Exercise passage =
>>>

GoAnimate is a cloud-based, animated video creation platform. It is designed to allow business people with no background in animation to quickly and easily create animated videos. These videos can be created in multiple styles, including 2D animation, whiteboard animation[2] (a.k.a. videoscribing or scribing) and video infographics.

HistoryEdit

GoAnimate was founded in 2007 by Alvin Hung, and the first version of GoAnimate went live in mid 2008.[3]

In May 2009, DomoAnimate was launched. This program allowed users to create GoAnimations based on the Domo shorts. The site closed down on September 15, 2014, and later redirected to the GoAnimate for Schools website.

In early 2011, GoAnimate became a founding partner of YouTube Create – a suite of apps available to content creators within YouTube.[4][5]

A U.S. office in San Francisco opened in June 2011.

In late August 2011, GoAnimate for Schools was publicly launched. GoAnimate for Schools is a school-safe version of GoAnimate featuring dedicated privacy, security, content moderation and group management features.

In late 2011, a custom set of “Election 2012” characters became popular.[6][7][8]

On March 1, 2012, GoAnimate created the Business Friendly Theme, known as the first Business Theme in GoAnimate.

In April 2012, the first business-oriented subscription plans were publicly launched. These included 1080p download, logo removal & replacement, and new business-oriented visual themes. These plans led to increased popularity and exposure for GoAnimate.[9][10]

By July 2013, over ten million videos had been created using the GoAnimate platform.[11]

On September 16, 2013, GoAnimate changed its logo, being the removal of the exclamation mark. That same day, the site relaunched with a new user interface, plus the removal of GoBucks.

<<<

Document understanding data:

>>>

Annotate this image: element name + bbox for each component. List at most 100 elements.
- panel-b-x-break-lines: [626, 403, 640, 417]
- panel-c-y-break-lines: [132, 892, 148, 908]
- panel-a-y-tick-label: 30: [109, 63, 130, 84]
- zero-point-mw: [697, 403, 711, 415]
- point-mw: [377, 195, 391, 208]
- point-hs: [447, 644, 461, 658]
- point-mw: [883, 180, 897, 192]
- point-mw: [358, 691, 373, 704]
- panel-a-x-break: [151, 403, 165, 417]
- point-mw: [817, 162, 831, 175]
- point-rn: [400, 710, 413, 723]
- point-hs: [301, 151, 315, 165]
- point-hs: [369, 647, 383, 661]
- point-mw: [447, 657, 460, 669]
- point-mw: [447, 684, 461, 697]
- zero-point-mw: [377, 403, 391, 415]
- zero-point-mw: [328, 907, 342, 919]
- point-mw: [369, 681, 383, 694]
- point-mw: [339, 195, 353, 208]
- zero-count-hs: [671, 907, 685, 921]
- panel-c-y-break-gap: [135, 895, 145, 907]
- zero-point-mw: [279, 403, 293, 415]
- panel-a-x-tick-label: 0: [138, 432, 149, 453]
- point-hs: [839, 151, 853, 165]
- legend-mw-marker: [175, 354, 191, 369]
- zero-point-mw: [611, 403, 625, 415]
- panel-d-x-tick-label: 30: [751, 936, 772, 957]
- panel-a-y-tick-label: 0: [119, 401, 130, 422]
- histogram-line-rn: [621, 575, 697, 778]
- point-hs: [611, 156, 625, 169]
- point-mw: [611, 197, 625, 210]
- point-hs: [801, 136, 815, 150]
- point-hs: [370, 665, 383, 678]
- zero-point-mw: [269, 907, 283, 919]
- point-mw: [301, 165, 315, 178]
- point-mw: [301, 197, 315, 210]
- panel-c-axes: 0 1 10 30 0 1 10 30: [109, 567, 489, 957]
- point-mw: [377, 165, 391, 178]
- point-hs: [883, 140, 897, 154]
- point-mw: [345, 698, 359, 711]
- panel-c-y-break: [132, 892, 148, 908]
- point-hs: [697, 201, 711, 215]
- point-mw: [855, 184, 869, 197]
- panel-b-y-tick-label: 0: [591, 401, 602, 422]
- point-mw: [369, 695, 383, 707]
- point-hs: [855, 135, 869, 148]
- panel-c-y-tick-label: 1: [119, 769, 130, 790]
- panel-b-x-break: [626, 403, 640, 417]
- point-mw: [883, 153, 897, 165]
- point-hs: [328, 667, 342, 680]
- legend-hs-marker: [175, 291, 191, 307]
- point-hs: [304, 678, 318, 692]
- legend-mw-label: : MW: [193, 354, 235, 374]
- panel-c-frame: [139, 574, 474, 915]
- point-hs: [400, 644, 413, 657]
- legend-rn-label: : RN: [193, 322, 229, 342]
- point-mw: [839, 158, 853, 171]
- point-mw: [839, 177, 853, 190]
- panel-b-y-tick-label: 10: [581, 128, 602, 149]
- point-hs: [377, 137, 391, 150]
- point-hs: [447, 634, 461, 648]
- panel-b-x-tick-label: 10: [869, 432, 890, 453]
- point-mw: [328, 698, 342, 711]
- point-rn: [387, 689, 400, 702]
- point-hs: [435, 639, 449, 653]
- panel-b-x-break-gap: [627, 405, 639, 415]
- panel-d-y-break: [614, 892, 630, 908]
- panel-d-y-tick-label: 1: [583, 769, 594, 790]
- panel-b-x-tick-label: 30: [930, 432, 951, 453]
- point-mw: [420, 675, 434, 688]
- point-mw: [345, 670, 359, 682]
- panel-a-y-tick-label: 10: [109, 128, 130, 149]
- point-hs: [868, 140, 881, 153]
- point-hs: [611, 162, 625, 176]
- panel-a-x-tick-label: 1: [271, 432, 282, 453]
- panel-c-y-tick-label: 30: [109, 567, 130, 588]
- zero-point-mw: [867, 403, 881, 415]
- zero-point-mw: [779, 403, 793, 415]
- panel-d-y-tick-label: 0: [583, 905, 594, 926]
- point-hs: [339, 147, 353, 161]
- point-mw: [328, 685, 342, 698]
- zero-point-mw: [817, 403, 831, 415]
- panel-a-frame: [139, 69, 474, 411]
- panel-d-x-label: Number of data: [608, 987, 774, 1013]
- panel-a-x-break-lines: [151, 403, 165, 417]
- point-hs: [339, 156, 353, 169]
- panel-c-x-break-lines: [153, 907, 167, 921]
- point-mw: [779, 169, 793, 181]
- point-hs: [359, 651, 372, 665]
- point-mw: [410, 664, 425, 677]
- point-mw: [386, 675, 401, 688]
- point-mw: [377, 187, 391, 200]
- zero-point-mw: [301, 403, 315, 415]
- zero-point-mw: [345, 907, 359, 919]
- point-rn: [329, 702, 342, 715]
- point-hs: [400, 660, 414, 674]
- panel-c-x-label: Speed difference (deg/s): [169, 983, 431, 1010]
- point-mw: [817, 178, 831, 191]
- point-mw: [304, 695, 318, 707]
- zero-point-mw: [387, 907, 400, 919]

<<<

Questions to answer =
1) Set down the portion of the GoAnimate text between "In April 2012, the" and "removal of GoBucks.", inclusive.
2) Name every style of animated video that the GoAnimate text says can be created on the platform.
The entries come from a separate source.

Answers provided =
1)
In April 2012, the first business-oriented subscription plans were publicly launched. These included 1080p download, logo removal & replacement, and new business-oriented visual themes. These plans led to increased popularity and exposure for GoAnimate.[9][10]

By July 2013, over ten million videos had been created using the GoAnimate platform.[11]

On September 16, 2013, GoAnimate changed its logo, being the removal of the exclamation mark. That same day, the site relaunched with a new user interface, plus the removal of GoBucks.

2) 2D animation; whiteboard animation (a.k.a. videoscribing or scribing); video infographics